Stored rows —
***
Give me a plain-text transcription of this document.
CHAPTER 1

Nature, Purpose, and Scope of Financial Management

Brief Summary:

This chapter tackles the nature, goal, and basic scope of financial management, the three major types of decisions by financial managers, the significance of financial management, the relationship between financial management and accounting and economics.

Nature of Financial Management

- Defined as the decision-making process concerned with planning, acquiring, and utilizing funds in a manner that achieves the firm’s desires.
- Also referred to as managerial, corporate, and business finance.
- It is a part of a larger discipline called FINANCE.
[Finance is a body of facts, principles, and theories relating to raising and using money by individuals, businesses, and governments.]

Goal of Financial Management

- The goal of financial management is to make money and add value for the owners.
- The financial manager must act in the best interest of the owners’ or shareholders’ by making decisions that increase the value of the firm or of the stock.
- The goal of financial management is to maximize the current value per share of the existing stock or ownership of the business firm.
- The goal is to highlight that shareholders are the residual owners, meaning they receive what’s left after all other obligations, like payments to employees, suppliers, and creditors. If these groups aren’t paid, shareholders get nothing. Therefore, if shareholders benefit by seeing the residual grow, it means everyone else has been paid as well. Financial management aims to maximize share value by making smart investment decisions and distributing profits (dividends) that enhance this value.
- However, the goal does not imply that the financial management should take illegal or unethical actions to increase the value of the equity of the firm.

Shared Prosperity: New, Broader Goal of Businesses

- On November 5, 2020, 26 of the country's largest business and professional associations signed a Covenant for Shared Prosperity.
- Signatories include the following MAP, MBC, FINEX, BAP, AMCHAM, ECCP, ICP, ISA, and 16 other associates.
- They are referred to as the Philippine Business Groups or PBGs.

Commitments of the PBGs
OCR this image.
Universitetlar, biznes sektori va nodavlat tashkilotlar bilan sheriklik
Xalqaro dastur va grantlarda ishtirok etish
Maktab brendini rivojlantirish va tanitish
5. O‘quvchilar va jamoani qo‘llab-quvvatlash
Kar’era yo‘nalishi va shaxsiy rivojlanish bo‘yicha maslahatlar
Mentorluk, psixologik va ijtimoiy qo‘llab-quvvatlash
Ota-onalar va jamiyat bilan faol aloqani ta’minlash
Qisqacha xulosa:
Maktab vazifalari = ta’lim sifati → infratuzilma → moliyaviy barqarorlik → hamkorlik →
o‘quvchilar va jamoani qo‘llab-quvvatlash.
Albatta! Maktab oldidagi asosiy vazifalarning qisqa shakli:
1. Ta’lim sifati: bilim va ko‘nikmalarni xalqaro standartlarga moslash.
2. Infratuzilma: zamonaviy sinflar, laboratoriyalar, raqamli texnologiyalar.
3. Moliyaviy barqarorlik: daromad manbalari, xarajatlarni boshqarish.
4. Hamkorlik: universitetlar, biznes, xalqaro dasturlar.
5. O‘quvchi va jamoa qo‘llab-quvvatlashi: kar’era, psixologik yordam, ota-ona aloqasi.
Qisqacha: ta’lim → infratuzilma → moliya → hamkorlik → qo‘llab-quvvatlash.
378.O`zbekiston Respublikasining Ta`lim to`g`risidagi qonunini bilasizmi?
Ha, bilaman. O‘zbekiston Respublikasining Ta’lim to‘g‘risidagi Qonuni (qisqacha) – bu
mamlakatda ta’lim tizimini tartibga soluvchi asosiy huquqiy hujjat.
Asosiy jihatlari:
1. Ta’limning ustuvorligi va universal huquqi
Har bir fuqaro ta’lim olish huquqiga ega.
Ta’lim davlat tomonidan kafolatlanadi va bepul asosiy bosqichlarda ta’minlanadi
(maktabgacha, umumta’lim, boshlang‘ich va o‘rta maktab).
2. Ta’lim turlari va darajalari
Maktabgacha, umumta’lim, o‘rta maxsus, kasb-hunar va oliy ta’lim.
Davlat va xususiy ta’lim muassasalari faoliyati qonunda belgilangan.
***
Restate each record exactly as written.

Give me a plain-text transcription of this document.
CHAPTER 1

Nature, Purpose, and Scope of Financial Management

Brief Summary:

This chapter tackles the nature, goal, and basic scope of financial management, the three major types of decisions by financial managers, the significance of financial management, the relationship between financial management and accounting and economics.

Nature of Financial Management

- Defined as the decision-making process concerned with planning, acquiring, and utilizing funds in a manner that achieves the firm’s desires.
- Also referred to as managerial, corporate, and business finance.
- It is a part of a larger discipline called FINANCE.
[Finance is a body of facts, principles, and theories relating to raising and using money by individuals, businesses, and governments.]

Goal of Financial Management

- The goal of financial management is to make money and add value for the owners.
- The financial manager must act in the best interest of the owners’ or shareholders’ by making decisions that increase the value of the firm or of the stock.
- The goal of financial management is to maximize the current value per share of the existing stock or ownership of the business firm.
- The goal is to highlight that shareholders are the residual owners, meaning they receive what’s left after all other obligations, like payments to employees, suppliers, and creditors. If these groups aren’t paid, shareholders get nothing. Therefore, if shareholders benefit by seeing the residual grow, it means everyone else has been paid as well. Financial management aims to maximize share value by making smart investment decisions and distributing profits (dividends) that enhance this value.
- However, the goal does not imply that the financial management should take illegal or unethical actions to increase the value of the equity of the firm.

Shared Prosperity: New, Broader Goal of Businesses

- On November 5, 2020, 26 of the country's largest business and professional associations signed a Covenant for Shared Prosperity.
- Signatories include the following MAP, MBC, FINEX, BAP, AMCHAM, ECCP, ICP, ISA, and 16 other associates.
- They are referred to as the Philippine Business Groups or PBGs.

Commitments of the PBGs
OCR this image.
Universitetlar, biznes sektori va nodavlat tashkilotlar bilan sheriklik
Xalqaro dastur va grantlarda ishtirok etish
Maktab brendini rivojlantirish va tanitish
5. O‘quvchilar va jamoani qo‘llab-quvvatlash
Kar’era yo‘nalishi va shaxsiy rivojlanish bo‘yicha maslahatlar
Mentorluk, psixologik va ijtimoiy qo‘llab-quvvatlash
Ota-onalar va jamiyat bilan faol aloqani ta’minlash
Qisqacha xulosa:
Maktab vazifalari = ta’lim sifati → infratuzilma → moliyaviy barqarorlik → hamkorlik →
o‘quvchilar va jamoani qo‘llab-quvvatlash.
Albatta! Maktab oldidagi asosiy vazifalarning qisqa shakli:
1. Ta’lim sifati: bilim va ko‘nikmalarni xalqaro standartlarga moslash.
2. Infratuzilma: zamonaviy sinflar, laboratoriyalar, raqamli texnologiyalar.
3. Moliyaviy barqarorlik: daromad manbalari, xarajatlarni boshqarish.
4. Hamkorlik: universitetlar, biznes, xalqaro dasturlar.
5. O‘quvchi va jamoa qo‘llab-quvvatlashi: kar’era, psixologik yordam, ota-ona aloqasi.
Qisqacha: ta’lim → infratuzilma → moliya → hamkorlik → qo‘llab-quvvatlash.
378.O`zbekiston Respublikasining Ta`lim to`g`risidagi qonunini bilasizmi?
Ha, bilaman. O‘zbekiston Respublikasining Ta’lim to‘g‘risidagi Qonuni (qisqacha) – bu
mamlakatda ta’lim tizimini tartibga soluvchi asosiy huquqiy hujjat.
Asosiy jihatlari:
1. Ta’limning ustuvorligi va universal huquqi
Har bir fuqaro ta’lim olish huquqiga ega.
Ta’lim davlat tomonidan kafolatlanadi va bepul asosiy bosqichlarda ta’minlanadi
(maktabgacha, umumta’lim, boshlang‘ich va o‘rta maktab).
2. Ta’lim turlari va darajalari
Maktabgacha, umumta’lim, o‘rta maxsus, kasb-hunar va oliy ta’lim.
Davlat va xususiy ta’lim muassasalari faoliyati qonunda belgilangan.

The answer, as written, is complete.